- _What you should do_
Locate the lines of the listing below that hold "type", then copy each of them.

- _Input rows_
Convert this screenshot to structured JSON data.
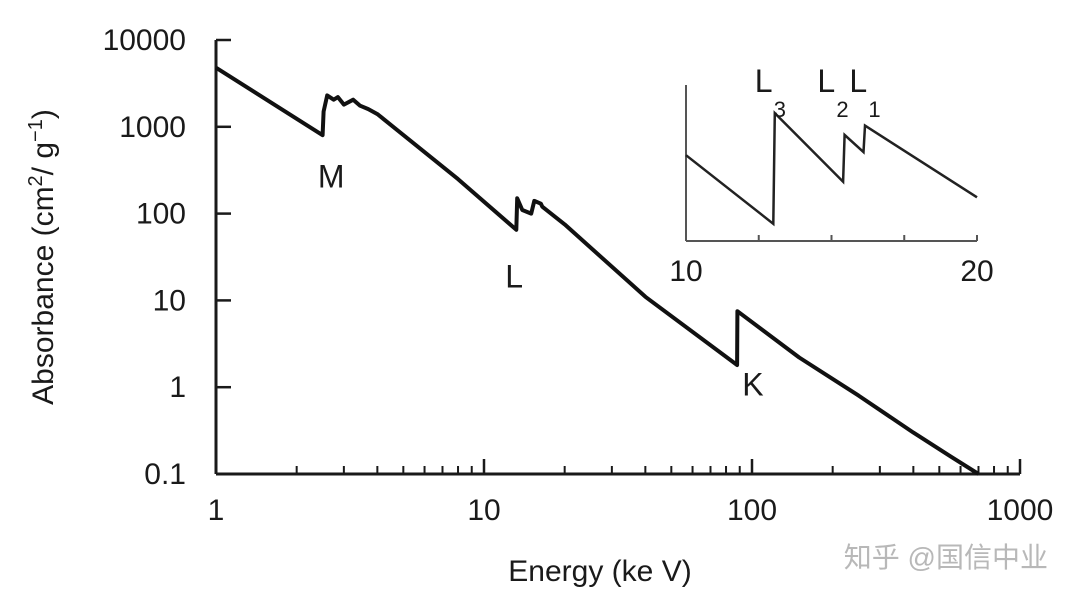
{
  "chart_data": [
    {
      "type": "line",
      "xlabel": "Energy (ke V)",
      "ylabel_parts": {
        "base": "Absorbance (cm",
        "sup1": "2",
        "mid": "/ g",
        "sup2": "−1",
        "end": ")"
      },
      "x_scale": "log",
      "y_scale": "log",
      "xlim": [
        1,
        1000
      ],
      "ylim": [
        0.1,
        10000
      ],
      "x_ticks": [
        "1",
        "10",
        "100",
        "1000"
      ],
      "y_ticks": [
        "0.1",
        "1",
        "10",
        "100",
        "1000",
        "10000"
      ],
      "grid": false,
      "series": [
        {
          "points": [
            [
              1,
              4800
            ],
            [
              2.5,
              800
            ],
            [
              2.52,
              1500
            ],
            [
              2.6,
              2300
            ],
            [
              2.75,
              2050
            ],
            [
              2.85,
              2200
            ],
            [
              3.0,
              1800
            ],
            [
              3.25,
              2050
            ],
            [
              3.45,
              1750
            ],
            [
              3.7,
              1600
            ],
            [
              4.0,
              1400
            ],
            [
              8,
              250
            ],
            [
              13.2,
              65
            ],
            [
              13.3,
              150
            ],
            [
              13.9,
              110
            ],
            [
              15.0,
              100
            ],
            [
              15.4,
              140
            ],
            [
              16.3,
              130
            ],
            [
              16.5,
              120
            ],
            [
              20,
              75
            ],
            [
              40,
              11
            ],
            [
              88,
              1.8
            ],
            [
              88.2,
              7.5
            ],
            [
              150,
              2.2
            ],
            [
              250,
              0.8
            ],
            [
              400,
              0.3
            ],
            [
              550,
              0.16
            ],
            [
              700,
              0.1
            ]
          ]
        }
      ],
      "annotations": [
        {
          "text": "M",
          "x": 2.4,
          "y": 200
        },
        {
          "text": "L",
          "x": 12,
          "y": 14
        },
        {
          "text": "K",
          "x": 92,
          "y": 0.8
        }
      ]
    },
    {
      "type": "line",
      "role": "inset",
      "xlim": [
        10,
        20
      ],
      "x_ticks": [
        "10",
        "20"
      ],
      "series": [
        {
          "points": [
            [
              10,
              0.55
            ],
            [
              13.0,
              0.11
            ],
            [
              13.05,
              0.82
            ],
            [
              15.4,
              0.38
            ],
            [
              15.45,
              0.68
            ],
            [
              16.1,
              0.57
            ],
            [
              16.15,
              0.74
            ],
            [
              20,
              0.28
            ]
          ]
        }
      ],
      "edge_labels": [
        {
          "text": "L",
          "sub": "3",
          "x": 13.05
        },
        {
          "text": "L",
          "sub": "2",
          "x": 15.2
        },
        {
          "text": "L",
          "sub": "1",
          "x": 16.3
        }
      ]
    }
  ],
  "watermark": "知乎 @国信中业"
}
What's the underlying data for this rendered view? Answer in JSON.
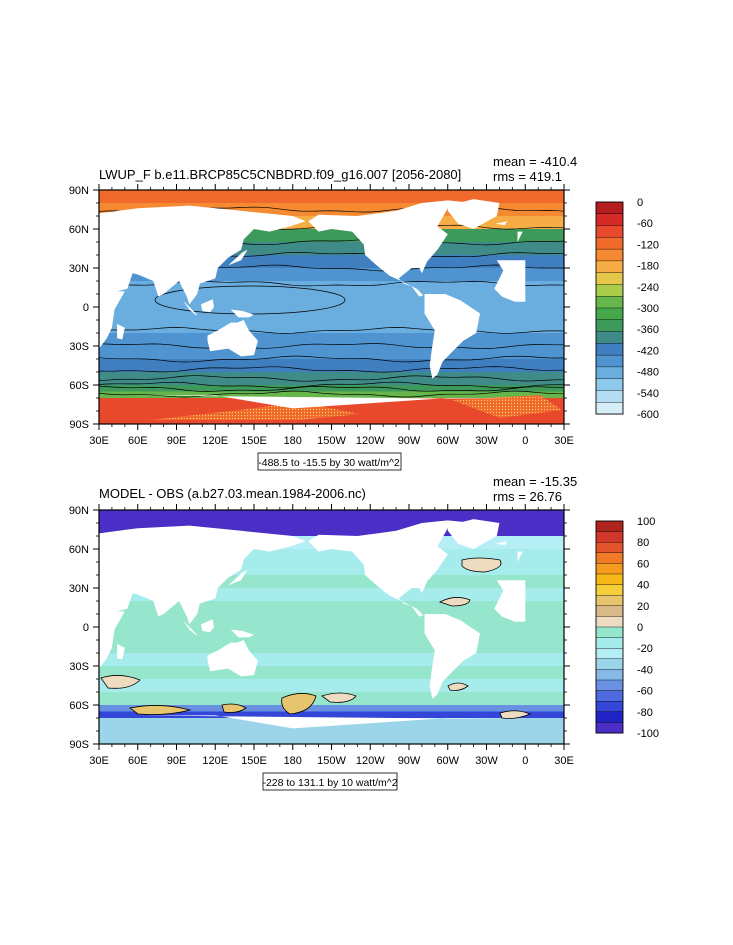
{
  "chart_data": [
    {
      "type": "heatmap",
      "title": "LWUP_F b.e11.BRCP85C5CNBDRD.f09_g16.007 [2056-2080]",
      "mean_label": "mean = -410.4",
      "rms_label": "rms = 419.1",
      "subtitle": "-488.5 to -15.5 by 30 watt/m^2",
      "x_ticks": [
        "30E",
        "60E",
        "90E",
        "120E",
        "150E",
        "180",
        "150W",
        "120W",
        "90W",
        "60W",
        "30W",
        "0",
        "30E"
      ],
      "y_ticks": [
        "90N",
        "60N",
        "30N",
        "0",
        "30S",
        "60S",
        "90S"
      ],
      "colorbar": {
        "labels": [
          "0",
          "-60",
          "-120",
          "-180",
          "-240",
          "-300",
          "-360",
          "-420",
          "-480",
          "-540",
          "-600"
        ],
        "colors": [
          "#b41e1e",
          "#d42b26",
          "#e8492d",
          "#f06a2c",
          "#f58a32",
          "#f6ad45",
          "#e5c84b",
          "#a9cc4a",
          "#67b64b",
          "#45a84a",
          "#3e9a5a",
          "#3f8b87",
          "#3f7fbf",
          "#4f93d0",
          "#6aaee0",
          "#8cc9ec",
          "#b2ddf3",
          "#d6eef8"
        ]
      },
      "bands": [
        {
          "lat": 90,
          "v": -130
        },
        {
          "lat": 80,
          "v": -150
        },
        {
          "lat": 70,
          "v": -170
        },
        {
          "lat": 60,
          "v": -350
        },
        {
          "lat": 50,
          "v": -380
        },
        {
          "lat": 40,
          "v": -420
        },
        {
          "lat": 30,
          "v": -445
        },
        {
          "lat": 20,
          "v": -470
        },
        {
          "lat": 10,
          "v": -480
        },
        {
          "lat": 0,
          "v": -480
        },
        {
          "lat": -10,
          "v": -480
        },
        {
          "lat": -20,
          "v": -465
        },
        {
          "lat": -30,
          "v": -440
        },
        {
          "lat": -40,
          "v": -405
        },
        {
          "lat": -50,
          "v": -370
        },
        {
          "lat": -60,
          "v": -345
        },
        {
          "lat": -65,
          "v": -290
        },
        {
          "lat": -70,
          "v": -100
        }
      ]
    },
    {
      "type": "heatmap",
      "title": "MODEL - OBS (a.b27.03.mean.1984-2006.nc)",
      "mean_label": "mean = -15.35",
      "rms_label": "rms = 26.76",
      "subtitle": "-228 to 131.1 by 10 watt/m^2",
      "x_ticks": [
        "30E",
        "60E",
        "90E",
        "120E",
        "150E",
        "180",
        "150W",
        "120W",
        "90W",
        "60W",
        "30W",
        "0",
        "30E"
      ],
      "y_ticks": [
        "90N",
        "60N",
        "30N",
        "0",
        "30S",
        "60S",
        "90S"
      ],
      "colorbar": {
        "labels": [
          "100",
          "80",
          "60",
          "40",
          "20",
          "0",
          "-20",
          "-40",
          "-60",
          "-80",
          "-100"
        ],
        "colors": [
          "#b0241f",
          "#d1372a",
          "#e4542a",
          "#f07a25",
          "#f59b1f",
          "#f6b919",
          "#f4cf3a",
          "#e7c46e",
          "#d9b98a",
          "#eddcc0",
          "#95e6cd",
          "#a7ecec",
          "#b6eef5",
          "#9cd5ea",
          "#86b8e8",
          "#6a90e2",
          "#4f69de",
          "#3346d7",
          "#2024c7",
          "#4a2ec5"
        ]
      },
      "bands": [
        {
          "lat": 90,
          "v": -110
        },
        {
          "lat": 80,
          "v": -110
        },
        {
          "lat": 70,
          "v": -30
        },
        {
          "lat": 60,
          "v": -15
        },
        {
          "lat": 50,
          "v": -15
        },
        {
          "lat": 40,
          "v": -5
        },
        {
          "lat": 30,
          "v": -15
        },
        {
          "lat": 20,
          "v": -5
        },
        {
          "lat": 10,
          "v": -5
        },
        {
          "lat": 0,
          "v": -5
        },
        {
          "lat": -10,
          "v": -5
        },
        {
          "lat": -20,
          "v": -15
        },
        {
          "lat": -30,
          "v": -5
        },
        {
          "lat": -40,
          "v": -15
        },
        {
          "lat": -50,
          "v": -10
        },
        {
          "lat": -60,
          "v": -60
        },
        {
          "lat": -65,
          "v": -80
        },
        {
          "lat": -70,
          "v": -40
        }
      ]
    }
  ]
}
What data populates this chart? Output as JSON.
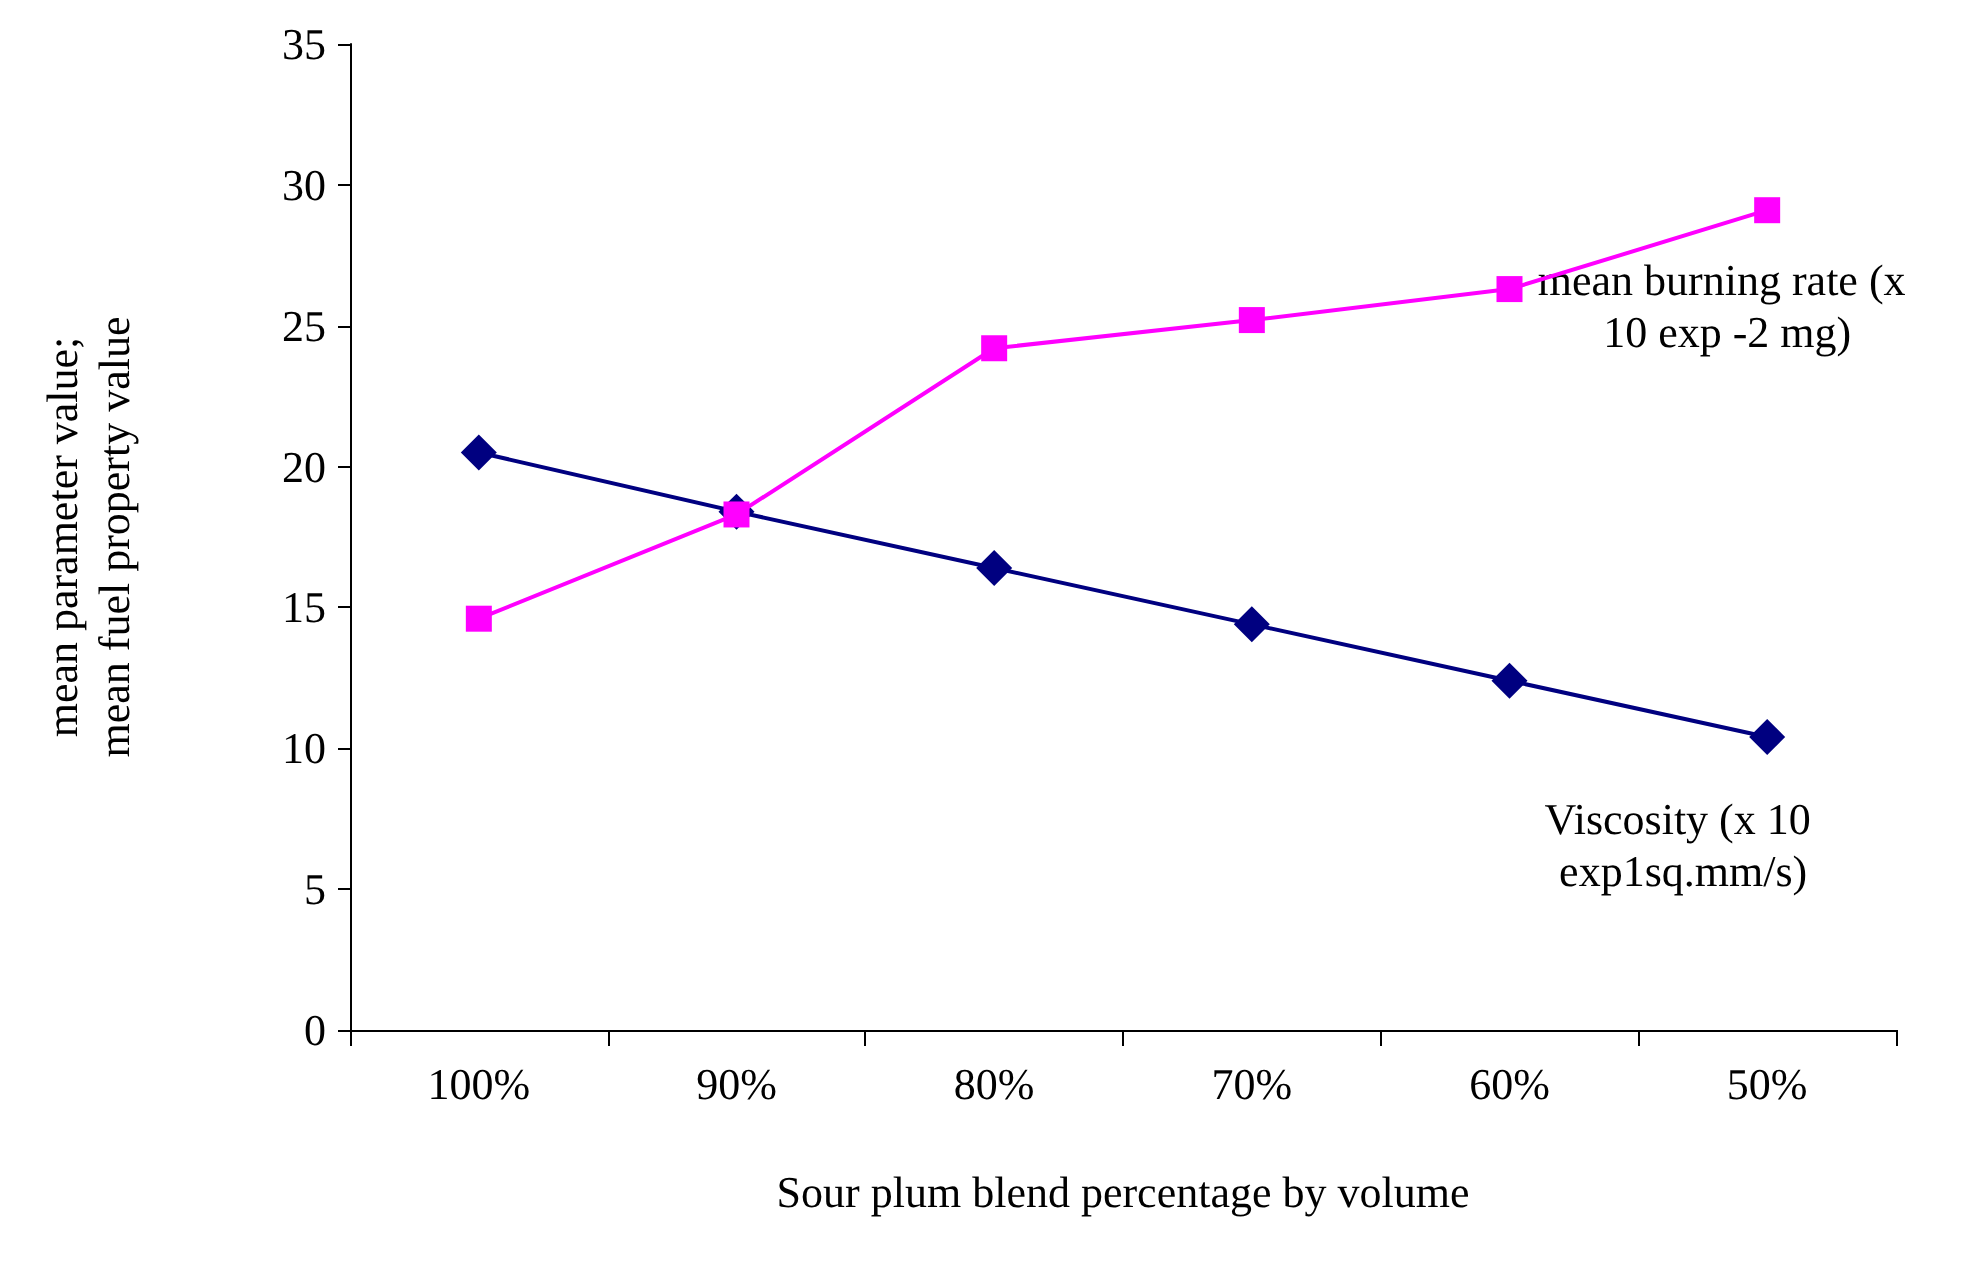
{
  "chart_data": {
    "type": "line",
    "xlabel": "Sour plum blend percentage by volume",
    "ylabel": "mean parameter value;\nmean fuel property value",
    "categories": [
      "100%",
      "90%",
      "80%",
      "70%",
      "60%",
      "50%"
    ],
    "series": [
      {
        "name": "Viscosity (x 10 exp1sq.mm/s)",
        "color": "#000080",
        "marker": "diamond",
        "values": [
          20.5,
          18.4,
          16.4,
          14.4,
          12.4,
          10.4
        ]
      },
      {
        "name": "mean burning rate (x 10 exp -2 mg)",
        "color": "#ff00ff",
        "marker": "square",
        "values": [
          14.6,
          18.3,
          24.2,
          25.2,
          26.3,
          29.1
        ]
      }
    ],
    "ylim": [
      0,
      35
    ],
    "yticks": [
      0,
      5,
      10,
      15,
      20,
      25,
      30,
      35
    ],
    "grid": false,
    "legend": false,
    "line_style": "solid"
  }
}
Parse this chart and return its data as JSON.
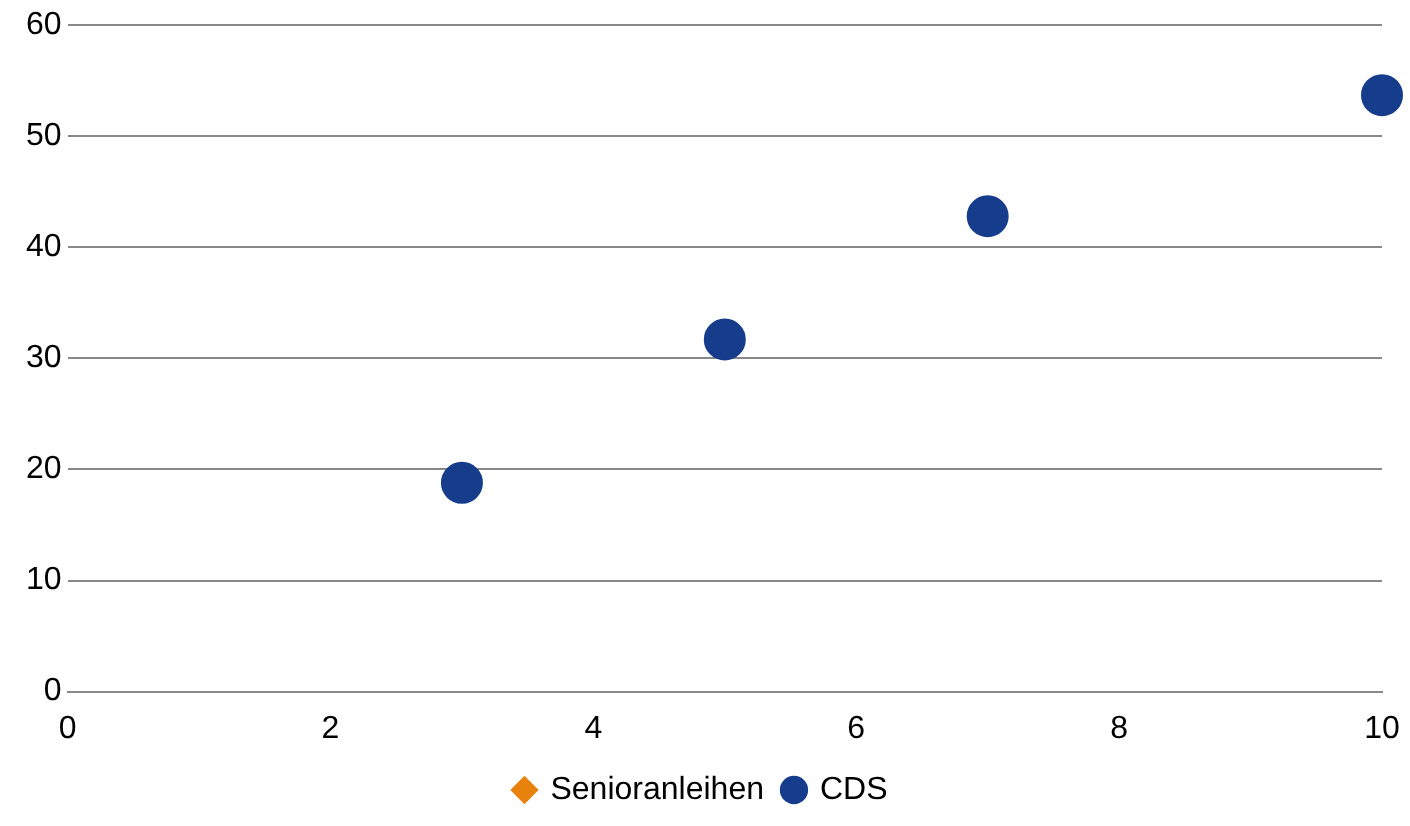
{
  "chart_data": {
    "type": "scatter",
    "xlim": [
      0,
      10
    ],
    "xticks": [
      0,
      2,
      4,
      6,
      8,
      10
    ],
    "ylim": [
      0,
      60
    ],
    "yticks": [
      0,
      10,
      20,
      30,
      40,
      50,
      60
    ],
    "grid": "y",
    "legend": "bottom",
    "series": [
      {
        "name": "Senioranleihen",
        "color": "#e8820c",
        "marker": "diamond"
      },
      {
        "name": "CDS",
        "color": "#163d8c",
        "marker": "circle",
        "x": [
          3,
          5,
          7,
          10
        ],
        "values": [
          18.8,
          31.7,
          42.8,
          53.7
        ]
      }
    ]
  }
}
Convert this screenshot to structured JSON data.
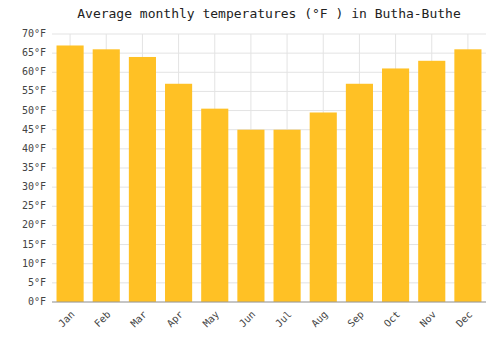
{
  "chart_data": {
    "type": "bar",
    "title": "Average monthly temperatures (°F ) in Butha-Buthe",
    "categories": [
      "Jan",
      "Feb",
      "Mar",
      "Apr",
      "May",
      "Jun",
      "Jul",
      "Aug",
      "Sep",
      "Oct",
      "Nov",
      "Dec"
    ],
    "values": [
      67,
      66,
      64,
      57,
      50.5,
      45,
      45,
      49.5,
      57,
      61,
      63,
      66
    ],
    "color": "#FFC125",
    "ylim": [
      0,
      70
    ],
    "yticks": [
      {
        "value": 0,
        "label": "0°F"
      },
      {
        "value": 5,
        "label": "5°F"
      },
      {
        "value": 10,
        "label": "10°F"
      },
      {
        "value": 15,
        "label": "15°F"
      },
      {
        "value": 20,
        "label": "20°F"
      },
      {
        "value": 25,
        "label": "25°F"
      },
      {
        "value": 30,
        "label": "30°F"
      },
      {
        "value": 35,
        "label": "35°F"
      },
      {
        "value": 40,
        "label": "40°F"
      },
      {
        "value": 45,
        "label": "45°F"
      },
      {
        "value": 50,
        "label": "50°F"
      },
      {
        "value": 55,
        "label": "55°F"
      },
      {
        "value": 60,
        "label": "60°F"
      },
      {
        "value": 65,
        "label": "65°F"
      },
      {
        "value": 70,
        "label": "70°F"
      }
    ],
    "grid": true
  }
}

- _Result for this exercise_
      "type": "line",
      "type": "line",
      "type": "heatmap",
      "type": "heatmap",
    "type": "line",
    "type": "scatter",
    "type": "bar",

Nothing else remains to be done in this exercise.